## Task to complete
Pick out each line below containing "this".
>> Begin
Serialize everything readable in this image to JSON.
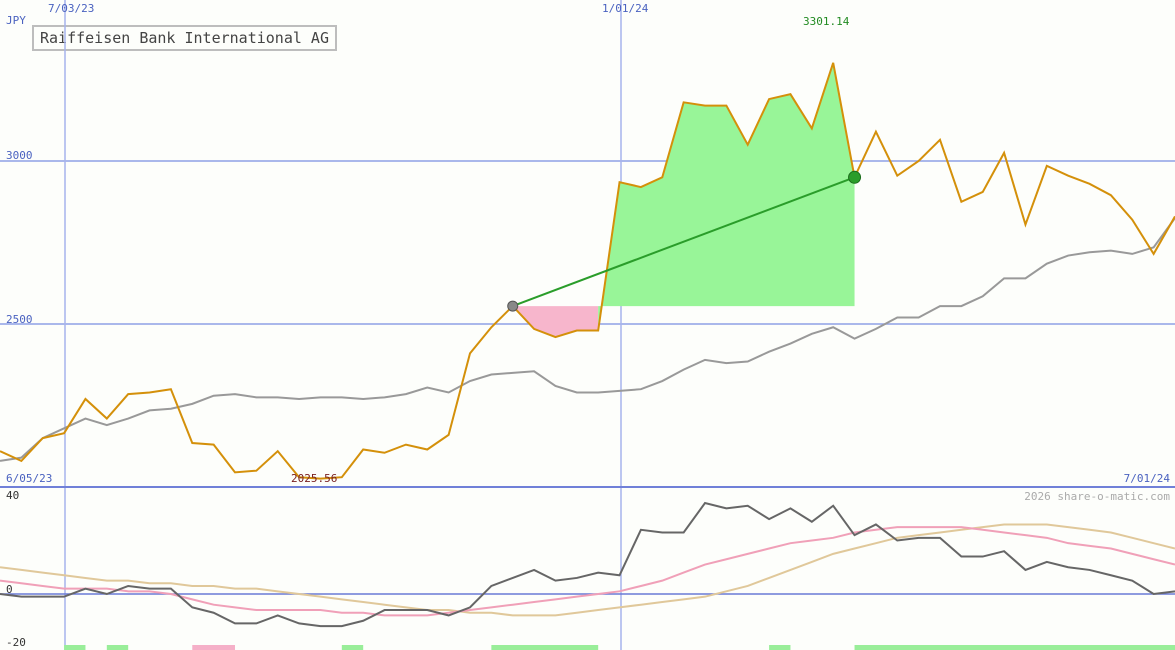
{
  "chart_data": [
    {
      "type": "line",
      "title": "Raiffeisen Bank International AG",
      "currency_label": "JPY",
      "date_range_start": "6/05/23",
      "date_range_end": "7/01/24",
      "x_ticks": [
        "7/03/23",
        "1/01/24"
      ],
      "y_ticks": [
        2500,
        3000
      ],
      "ylim": [
        2000,
        3500
      ],
      "grid": true,
      "annotations": {
        "high_label": "3301.14",
        "low_label": "2025.56",
        "copyright": "2026 share-o-matic.com"
      },
      "series": [
        {
          "name": "",
          "color": "#d4900a",
          "values": [
            2110,
            2080,
            2150,
            2165,
            2270,
            2210,
            2285,
            2290,
            2300,
            2135,
            2130,
            2045,
            2050,
            2110,
            2030,
            2025.56,
            2030,
            2115,
            2105,
            2130,
            2115,
            2160,
            2410,
            2490,
            2555,
            2485,
            2460,
            2480,
            2480,
            2935,
            2920,
            2950,
            3180,
            3170,
            3170,
            3050,
            3190,
            3205,
            3100,
            3301.14,
            2950,
            3090,
            2955,
            3000,
            3065,
            2875,
            2905,
            3025,
            2805,
            2985,
            2955,
            2930,
            2895,
            2820,
            2715,
            2830
          ]
        },
        {
          "name": "",
          "color": "#999999",
          "values": [
            2080,
            2090,
            2150,
            2180,
            2210,
            2190,
            2210,
            2235,
            2240,
            2255,
            2280,
            2285,
            2275,
            2275,
            2270,
            2275,
            2275,
            2270,
            2275,
            2285,
            2305,
            2290,
            2325,
            2345,
            2350,
            2355,
            2310,
            2290,
            2290,
            2295,
            2300,
            2325,
            2360,
            2390,
            2380,
            2385,
            2415,
            2440,
            2470,
            2490,
            2455,
            2485,
            2520,
            2520,
            2555,
            2555,
            2585,
            2640,
            2640,
            2685,
            2710,
            2720,
            2725,
            2715,
            2735,
            2825
          ]
        }
      ],
      "trade": {
        "entry_index": 24,
        "entry_value": 2555,
        "exit_index": 40,
        "exit_value": 2950,
        "color": "#2a9d2a"
      }
    },
    {
      "type": "line",
      "y_ticks": [
        40,
        0,
        -20
      ],
      "ylim": [
        -20,
        40
      ],
      "series": [
        {
          "name": "",
          "color": "#666666",
          "values": [
            0,
            -1,
            -1,
            -1,
            2,
            0,
            3,
            2,
            2,
            -5,
            -7,
            -11,
            -11,
            -8,
            -11,
            -12,
            -12,
            -10,
            -6,
            -6,
            -6,
            -8,
            -5,
            3,
            6,
            9,
            5,
            6,
            8,
            7,
            24,
            23,
            23,
            34,
            32,
            33,
            28,
            32,
            27,
            33,
            22,
            26,
            20,
            21,
            21,
            14,
            14,
            16,
            9,
            12,
            10,
            9,
            7,
            5,
            0,
            1
          ]
        },
        {
          "name": "",
          "color": "#f0a0b8",
          "values": [
            5,
            4,
            3,
            2,
            2,
            2,
            1,
            1,
            0,
            -2,
            -4,
            -5,
            -6,
            -6,
            -6,
            -6,
            -7,
            -7,
            -8,
            -8,
            -8,
            -7,
            -6,
            -5,
            -4,
            -3,
            -2,
            -1,
            0,
            1,
            3,
            5,
            8,
            11,
            13,
            15,
            17,
            19,
            20,
            21,
            23,
            24,
            25,
            25,
            25,
            25,
            24,
            23,
            22,
            21,
            19,
            18,
            17,
            15,
            13,
            11
          ]
        },
        {
          "name": "",
          "color": "#e0c89a",
          "values": [
            10,
            9,
            8,
            7,
            6,
            5,
            5,
            4,
            4,
            3,
            3,
            2,
            2,
            1,
            0,
            -1,
            -2,
            -3,
            -4,
            -5,
            -6,
            -6,
            -7,
            -7,
            -8,
            -8,
            -8,
            -7,
            -6,
            -5,
            -4,
            -3,
            -2,
            -1,
            1,
            3,
            6,
            9,
            12,
            15,
            17,
            19,
            21,
            22,
            23,
            24,
            25,
            26,
            26,
            26,
            25,
            24,
            23,
            21,
            19,
            17
          ]
        }
      ],
      "volume_bars": [
        {
          "from_index": 3,
          "to_index": 4,
          "color": "#99ee99"
        },
        {
          "from_index": 5,
          "to_index": 6,
          "color": "#99ee99"
        },
        {
          "from_index": 9,
          "to_index": 11,
          "color": "#f5b0c8"
        },
        {
          "from_index": 16,
          "to_index": 17,
          "color": "#99ee99"
        },
        {
          "from_index": 23,
          "to_index": 28,
          "color": "#99ee99"
        },
        {
          "from_index": 36,
          "to_index": 37,
          "color": "#99ee99"
        },
        {
          "from_index": 40,
          "to_index": 55,
          "color": "#99ee99"
        }
      ]
    }
  ]
}
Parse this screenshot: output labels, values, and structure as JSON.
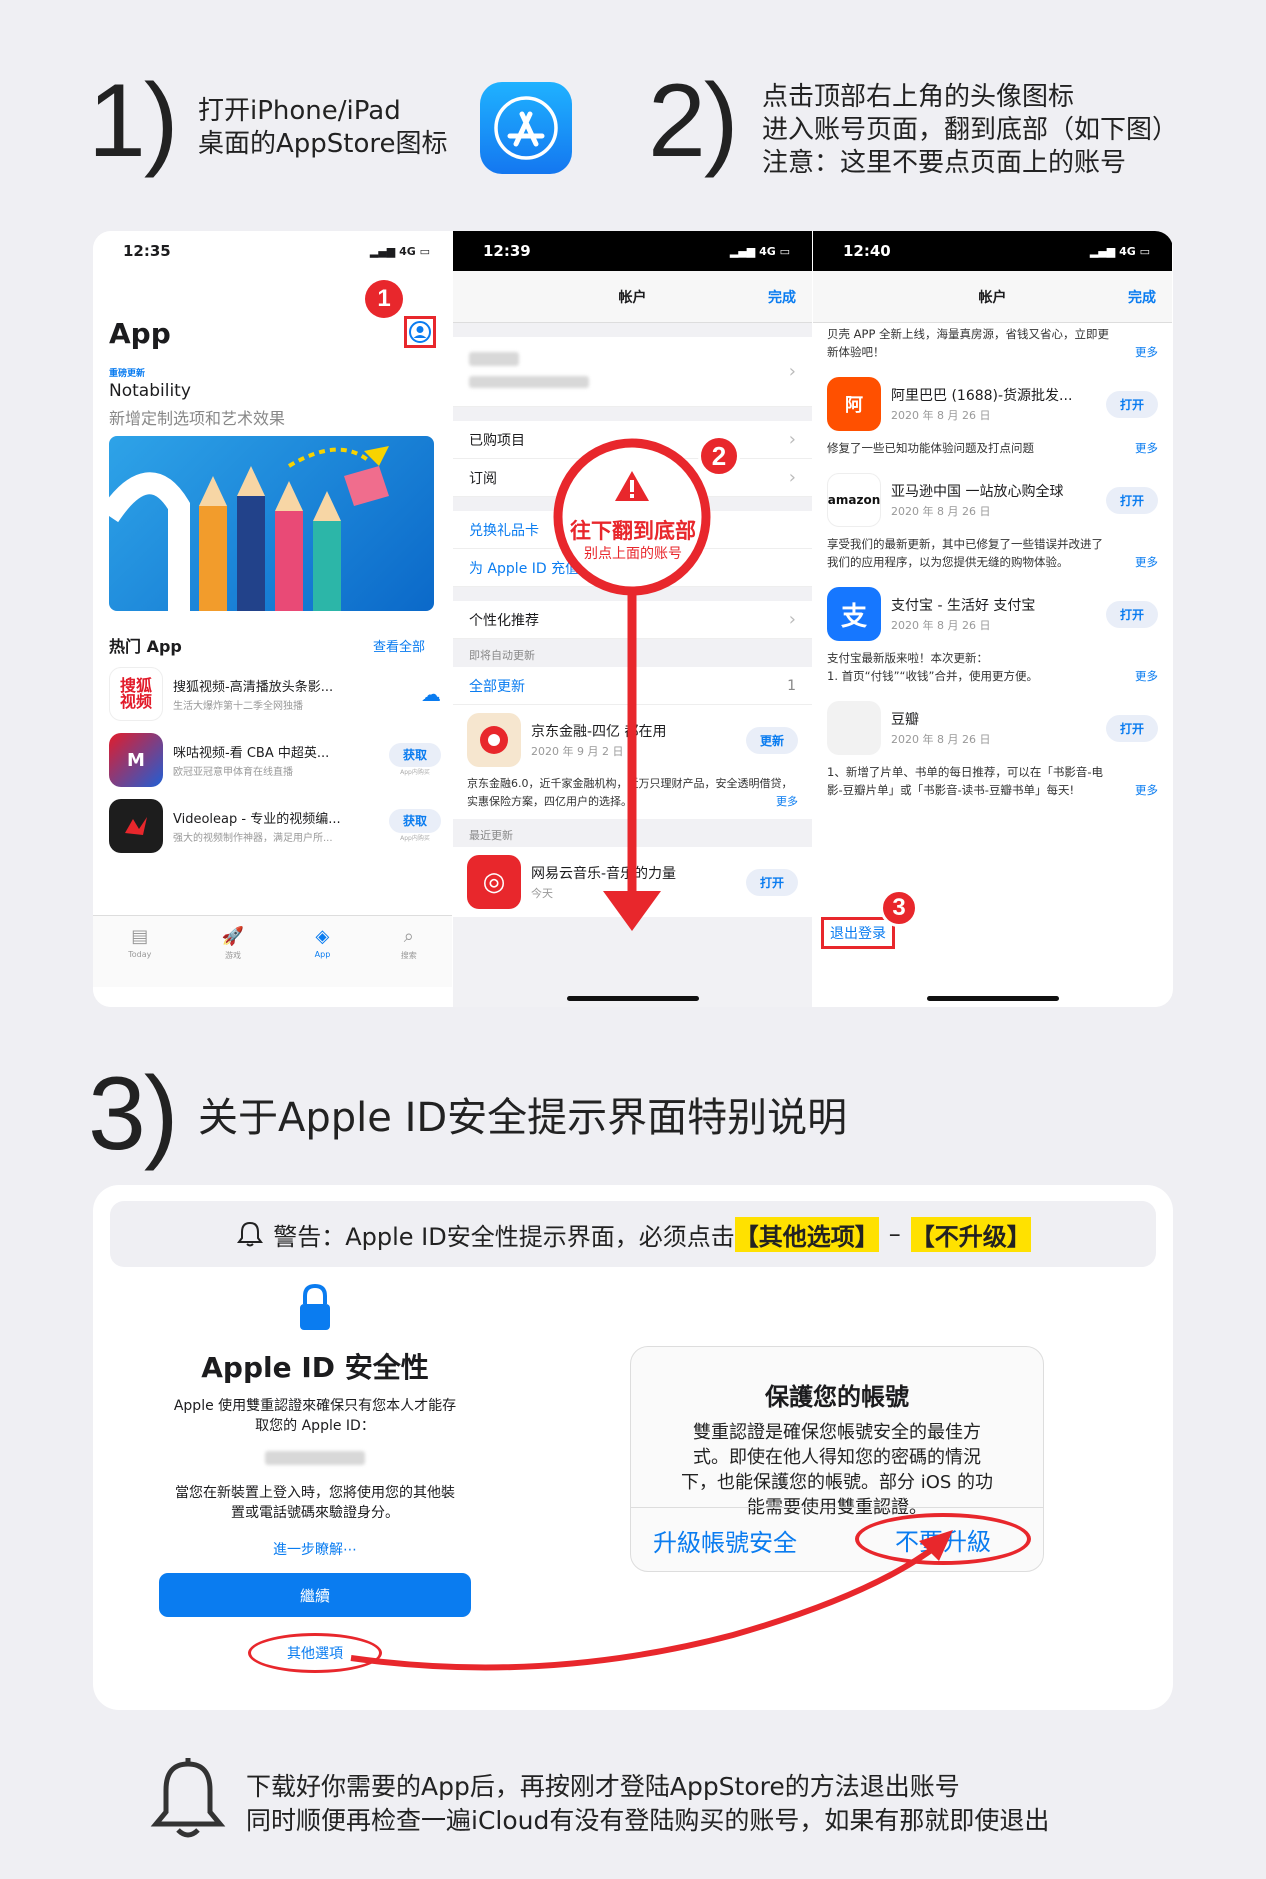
{
  "steps": {
    "s1_num": "1)",
    "s1_line1": "打开iPhone/iPad",
    "s1_line2": "桌面的AppStore图标",
    "s2_num": "2)",
    "s2_line1": "点击顶部右上角的头像图标",
    "s2_line2": "进入账号页面，翻到底部（如下图）",
    "s2_line3": "注意：这里不要点页面上的账号",
    "s3_num": "3)",
    "s3_title": "关于Apple ID安全提示界面特别说明"
  },
  "p1": {
    "time": "12:35",
    "signal": "4G",
    "title": "App",
    "badge_num": "1",
    "feature_tag": "重磅更新",
    "feature_title": "Notability",
    "feature_sub": "新增定制选项和艺术效果",
    "hot_title": "热门 App",
    "see_all": "查看全部",
    "apps": [
      {
        "name": "搜狐视频-高清播放头条影...",
        "desc": "生活大爆炸第十二季全网独播",
        "action": "",
        "icon_text": "搜狐\n视频"
      },
      {
        "name": "咪咕视频-看 CBA 中超英...",
        "desc": "欧冠亚冠意甲体育在线直播",
        "action": "获取",
        "sub": "App内购买",
        "icon_text": "M"
      },
      {
        "name": "Videoleap - 专业的视频编...",
        "desc": "强大的视频制作神器，满足用户所...",
        "action": "获取",
        "sub": "App内购买",
        "icon_text": ""
      }
    ],
    "tabs": [
      "Today",
      "游戏",
      "App",
      "搜索"
    ]
  },
  "p2": {
    "time": "12:39",
    "signal": "4G",
    "nav_title": "帐户",
    "done": "完成",
    "purchased": "已购项目",
    "subscriptions": "订阅",
    "redeem": "兑换礼品卡",
    "topup": "为 Apple ID 充值",
    "personalized": "个性化推荐",
    "auto_update_sect": "即将自动更新",
    "update_all": "全部更新",
    "count": "1",
    "jd_name": "京东金融-四亿 都在用",
    "jd_date": "2020 年 9 月 2 日",
    "jd_btn": "更新",
    "jd_note": "京东金融6.0，近千家金融机构，近万只理财产品，安全透明借贷，实惠保险方案，四亿用户的选择。",
    "more": "更多",
    "recent_sect": "最近更新",
    "ne_name": "网易云音乐-音乐的力量",
    "ne_date": "今天",
    "ne_btn": "打开",
    "overlay_line1": "往下翻到底部",
    "overlay_line2": "别点上面的账号",
    "badge_num": "2"
  },
  "p3": {
    "time": "12:40",
    "signal": "4G",
    "nav_title": "帐户",
    "done": "完成",
    "top_note_1": "贝壳 APP 全新上线，海量真房源，省钱又省心，立即更",
    "top_note_2": "新体验吧！",
    "more": "更多",
    "apps": [
      {
        "name": "阿里巴巴 (1688)-货源批发...",
        "date": "2020 年 8 月 26 日",
        "btn": "打开",
        "note1": "修复了一些已知功能体验问题及打点问题",
        "note2": ""
      },
      {
        "name": "亚马逊中国 一站放心购全球",
        "date": "2020 年 8 月 26 日",
        "btn": "打开",
        "note1": "享受我们的最新更新，其中已修复了一些错误并改进了",
        "note2": "我们的应用程序，以为您提供无缝的购物体验。"
      },
      {
        "name": "支付宝 - 生活好 支付宝",
        "date": "2020 年 8 月 26 日",
        "btn": "打开",
        "note1": "支付宝最新版来啦！本次更新：",
        "note2": "1. 首页“付钱”“收钱”合并，使用更方便。"
      },
      {
        "name": "豆瓣",
        "date": "2020 年 8 月 26 日",
        "btn": "打开",
        "note1": "1、新增了片单、书单的每日推荐，可以在「书影音-电",
        "note2": "影-豆瓣片单」或「书影音-读书-豆瓣书单」每天!"
      }
    ],
    "logout": "退出登录",
    "badge_num": "3"
  },
  "warning": {
    "prefix": "警告：Apple ID安全性提示界面，必须点击",
    "opt1": "【其他选项】",
    "dash": "–",
    "opt2": "【不升级】"
  },
  "dialog_left": {
    "title": "Apple ID 安全性",
    "body1": "Apple 使用雙重認證來確保只有您本人才能存",
    "body2": "取您的 Apple ID：",
    "body3": "當您在新裝置上登入時，您將使用您的其他裝",
    "body4": "置或電話號碼來驗證身分。",
    "learn_more": "進一步瞭解⋯",
    "continue": "繼續",
    "other": "其他選項"
  },
  "dialog_right": {
    "title": "保護您的帳號",
    "l1": "雙重認證是確保您帳號安全的最佳方",
    "l2": "式。即使在他人得知您的密碼的情況",
    "l3": "下，也能保護您的帳號。部分 iOS 的功",
    "l4": "能需要使用雙重認證。",
    "upgrade": "升級帳號安全",
    "no_upgrade": "不要升級"
  },
  "footer": {
    "line1": "下载好你需要的App后，再按刚才登陆AppStore的方法退出账号",
    "line2": "同时顺便再检查一遍iCloud有没有登陆购买的账号，如果有那就即使退出"
  },
  "colors": {
    "accent": "#0a7cf0",
    "red": "#e8272c",
    "highlight": "#ffe100"
  }
}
>> End
## The reply
Serialize everything readable in this image to JSON.
Parse this screenshot: output labels, values, and structure as JSON.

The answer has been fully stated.